▸ **Work to complete**
Check each line for the string "active", then give only how many lines have it.

▸ **Data for this task**
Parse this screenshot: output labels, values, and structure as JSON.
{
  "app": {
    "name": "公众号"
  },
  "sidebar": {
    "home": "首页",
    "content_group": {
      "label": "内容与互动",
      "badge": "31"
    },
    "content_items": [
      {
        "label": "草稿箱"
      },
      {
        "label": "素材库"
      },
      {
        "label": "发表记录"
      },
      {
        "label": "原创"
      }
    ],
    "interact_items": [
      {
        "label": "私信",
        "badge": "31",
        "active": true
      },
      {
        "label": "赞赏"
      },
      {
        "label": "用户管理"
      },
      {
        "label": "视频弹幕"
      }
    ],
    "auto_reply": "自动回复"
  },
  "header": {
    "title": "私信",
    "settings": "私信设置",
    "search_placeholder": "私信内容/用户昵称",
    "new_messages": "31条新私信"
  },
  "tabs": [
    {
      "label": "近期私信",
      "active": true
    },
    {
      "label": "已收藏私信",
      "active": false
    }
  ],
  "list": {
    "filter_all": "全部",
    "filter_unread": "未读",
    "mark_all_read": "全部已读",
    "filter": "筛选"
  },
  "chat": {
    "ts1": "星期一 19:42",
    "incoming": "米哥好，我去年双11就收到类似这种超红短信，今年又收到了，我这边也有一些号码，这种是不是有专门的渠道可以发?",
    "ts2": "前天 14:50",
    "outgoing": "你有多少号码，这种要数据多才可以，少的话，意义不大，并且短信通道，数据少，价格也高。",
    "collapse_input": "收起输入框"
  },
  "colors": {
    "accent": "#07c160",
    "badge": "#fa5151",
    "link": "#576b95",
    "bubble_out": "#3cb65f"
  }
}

▸ **In response**
3